--- To be done ---
Say how many lines of the listing below contain "מוסר", giving the number and nothing else.

━━━━━━

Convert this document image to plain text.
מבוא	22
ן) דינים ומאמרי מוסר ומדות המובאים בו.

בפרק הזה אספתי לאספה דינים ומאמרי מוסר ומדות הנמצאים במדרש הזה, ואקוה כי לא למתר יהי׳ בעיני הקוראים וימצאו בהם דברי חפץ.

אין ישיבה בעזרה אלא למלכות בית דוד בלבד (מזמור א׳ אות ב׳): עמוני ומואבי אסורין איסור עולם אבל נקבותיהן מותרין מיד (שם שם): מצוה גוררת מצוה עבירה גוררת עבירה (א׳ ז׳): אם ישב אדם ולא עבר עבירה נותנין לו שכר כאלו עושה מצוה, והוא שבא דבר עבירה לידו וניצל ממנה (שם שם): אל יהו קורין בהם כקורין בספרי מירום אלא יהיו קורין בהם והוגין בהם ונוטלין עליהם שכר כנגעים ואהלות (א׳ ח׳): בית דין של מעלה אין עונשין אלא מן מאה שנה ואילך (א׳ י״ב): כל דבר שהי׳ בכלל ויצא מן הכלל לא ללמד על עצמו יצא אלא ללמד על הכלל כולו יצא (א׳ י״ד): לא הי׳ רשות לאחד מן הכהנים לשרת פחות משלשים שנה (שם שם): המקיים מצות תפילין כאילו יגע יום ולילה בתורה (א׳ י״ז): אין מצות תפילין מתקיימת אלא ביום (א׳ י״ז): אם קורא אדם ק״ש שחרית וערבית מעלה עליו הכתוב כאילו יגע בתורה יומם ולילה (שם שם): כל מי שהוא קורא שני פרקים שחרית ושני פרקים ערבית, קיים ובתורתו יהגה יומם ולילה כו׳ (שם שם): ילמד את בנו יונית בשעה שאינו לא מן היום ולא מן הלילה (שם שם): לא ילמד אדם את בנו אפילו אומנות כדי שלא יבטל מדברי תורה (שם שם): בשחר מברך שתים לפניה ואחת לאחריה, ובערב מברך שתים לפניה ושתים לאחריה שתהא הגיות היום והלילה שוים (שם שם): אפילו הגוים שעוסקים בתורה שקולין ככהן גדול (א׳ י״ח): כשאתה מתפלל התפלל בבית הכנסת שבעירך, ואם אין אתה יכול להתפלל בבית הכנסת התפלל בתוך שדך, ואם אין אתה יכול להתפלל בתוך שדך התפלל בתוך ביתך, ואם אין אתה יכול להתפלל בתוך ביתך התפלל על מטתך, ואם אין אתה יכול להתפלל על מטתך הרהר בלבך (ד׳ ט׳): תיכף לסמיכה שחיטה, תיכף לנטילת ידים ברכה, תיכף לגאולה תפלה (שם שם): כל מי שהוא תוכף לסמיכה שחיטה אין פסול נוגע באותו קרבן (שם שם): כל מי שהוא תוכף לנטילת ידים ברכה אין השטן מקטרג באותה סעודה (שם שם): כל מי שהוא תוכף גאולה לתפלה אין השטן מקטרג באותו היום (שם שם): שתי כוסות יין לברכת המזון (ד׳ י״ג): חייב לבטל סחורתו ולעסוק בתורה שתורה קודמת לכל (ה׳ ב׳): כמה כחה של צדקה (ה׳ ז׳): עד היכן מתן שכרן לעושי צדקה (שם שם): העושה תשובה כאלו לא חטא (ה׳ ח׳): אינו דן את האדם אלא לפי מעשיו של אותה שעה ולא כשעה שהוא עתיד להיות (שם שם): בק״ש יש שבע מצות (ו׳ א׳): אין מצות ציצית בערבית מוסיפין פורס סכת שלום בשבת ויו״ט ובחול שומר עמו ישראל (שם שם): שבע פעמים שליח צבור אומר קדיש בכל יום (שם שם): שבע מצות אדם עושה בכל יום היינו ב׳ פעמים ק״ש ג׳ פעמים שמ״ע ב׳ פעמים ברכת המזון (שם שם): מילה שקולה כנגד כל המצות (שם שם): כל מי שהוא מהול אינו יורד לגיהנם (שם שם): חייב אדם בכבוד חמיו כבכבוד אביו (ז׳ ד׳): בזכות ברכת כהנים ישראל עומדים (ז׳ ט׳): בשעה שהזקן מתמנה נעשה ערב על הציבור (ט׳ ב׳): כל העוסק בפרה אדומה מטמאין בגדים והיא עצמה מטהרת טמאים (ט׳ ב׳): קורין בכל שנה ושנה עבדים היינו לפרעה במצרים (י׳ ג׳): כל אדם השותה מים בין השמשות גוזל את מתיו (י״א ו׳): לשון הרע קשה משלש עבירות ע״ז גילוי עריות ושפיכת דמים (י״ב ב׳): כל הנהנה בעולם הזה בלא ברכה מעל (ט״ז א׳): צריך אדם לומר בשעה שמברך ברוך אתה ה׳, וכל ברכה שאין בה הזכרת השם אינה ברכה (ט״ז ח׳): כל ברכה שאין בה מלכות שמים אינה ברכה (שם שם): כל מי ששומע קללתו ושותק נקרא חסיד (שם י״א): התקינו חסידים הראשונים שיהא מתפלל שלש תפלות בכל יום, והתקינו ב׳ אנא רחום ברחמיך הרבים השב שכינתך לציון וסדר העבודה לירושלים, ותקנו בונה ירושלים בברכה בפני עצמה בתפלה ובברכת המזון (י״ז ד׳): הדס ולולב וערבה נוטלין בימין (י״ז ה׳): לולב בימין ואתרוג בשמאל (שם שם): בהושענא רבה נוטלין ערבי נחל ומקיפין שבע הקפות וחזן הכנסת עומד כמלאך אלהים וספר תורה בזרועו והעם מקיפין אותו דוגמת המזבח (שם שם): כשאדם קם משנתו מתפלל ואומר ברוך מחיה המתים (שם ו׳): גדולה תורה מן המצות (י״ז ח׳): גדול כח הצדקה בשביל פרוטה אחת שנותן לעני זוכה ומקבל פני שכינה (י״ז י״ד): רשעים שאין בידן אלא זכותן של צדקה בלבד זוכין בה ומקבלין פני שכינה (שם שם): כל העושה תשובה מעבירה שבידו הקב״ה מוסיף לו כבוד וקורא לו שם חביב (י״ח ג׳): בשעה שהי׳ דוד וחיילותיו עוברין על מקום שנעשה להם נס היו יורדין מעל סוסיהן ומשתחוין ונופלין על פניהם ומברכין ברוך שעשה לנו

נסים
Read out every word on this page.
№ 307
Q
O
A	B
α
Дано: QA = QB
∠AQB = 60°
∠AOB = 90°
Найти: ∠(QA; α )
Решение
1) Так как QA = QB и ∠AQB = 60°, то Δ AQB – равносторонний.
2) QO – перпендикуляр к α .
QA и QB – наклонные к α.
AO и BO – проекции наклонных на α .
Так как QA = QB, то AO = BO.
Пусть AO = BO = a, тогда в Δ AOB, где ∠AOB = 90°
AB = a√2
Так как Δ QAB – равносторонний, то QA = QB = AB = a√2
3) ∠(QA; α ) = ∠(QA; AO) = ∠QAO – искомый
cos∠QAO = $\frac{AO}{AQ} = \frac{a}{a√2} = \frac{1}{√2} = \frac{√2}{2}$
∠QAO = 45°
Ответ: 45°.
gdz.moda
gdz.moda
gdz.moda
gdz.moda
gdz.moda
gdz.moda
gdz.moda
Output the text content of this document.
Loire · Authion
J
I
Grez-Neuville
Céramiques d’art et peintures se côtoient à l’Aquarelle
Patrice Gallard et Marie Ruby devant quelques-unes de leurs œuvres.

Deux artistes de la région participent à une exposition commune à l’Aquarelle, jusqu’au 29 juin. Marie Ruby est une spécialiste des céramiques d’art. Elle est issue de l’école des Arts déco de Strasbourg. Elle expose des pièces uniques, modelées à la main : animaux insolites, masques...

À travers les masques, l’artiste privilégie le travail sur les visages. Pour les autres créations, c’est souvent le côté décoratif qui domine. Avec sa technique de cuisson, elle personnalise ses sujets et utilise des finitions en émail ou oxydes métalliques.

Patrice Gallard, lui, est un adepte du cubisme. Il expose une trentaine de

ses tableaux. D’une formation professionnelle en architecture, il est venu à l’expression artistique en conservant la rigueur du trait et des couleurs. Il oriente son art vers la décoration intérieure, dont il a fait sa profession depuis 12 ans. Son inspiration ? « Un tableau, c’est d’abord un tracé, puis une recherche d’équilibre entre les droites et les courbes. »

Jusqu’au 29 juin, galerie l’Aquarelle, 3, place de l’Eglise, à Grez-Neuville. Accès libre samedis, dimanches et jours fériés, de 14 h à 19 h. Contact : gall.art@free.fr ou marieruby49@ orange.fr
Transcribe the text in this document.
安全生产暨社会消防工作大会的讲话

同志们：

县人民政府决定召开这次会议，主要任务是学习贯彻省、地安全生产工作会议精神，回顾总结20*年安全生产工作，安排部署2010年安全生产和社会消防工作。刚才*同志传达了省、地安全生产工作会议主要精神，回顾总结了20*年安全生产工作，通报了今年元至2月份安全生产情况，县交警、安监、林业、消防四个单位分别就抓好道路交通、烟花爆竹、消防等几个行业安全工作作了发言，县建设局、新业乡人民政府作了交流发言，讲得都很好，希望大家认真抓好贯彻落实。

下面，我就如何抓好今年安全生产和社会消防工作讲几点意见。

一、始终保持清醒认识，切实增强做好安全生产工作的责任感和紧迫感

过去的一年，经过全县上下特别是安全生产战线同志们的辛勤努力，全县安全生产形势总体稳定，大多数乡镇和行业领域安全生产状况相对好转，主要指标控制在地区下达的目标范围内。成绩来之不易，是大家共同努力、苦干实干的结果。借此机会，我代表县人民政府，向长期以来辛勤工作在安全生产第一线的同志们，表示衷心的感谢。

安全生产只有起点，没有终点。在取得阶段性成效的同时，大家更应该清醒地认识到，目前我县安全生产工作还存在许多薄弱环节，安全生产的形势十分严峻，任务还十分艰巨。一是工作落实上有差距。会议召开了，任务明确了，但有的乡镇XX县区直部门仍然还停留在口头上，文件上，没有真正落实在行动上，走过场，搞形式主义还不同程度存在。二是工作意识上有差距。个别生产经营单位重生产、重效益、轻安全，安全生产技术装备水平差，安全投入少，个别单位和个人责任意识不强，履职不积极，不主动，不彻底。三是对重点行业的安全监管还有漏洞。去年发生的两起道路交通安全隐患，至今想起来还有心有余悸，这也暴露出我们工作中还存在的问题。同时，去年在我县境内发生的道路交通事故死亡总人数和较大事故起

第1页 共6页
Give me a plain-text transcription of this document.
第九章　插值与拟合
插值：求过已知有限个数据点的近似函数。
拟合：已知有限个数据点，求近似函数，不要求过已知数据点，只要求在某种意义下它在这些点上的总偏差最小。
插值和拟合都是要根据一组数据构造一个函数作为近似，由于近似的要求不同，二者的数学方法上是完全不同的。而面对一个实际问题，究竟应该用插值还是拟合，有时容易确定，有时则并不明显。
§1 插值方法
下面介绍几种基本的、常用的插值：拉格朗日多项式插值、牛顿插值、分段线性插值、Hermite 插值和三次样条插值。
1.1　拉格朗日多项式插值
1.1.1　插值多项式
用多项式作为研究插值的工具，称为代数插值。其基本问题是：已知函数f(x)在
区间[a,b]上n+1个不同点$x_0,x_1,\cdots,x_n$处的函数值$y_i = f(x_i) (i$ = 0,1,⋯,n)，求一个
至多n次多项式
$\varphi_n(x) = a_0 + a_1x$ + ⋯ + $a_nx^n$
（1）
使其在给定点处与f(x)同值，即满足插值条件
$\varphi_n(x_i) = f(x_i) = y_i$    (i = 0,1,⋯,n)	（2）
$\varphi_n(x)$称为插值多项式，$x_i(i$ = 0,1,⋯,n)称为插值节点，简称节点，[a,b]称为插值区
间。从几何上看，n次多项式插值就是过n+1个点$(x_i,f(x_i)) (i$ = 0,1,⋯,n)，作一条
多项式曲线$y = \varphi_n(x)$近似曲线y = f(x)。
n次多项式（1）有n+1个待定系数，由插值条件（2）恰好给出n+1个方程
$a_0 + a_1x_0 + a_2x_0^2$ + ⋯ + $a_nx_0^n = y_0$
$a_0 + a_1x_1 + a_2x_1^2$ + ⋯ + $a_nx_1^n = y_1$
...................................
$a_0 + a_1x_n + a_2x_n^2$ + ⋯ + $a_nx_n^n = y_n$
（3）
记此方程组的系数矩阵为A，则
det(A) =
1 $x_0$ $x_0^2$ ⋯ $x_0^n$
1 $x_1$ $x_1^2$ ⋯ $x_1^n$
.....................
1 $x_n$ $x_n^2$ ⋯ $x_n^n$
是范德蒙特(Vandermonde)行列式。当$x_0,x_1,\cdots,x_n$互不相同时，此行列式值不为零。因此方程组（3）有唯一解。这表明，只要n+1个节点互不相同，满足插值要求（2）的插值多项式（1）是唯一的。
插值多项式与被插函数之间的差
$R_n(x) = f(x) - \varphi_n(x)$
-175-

━━━━━━

--- Completed task ---
2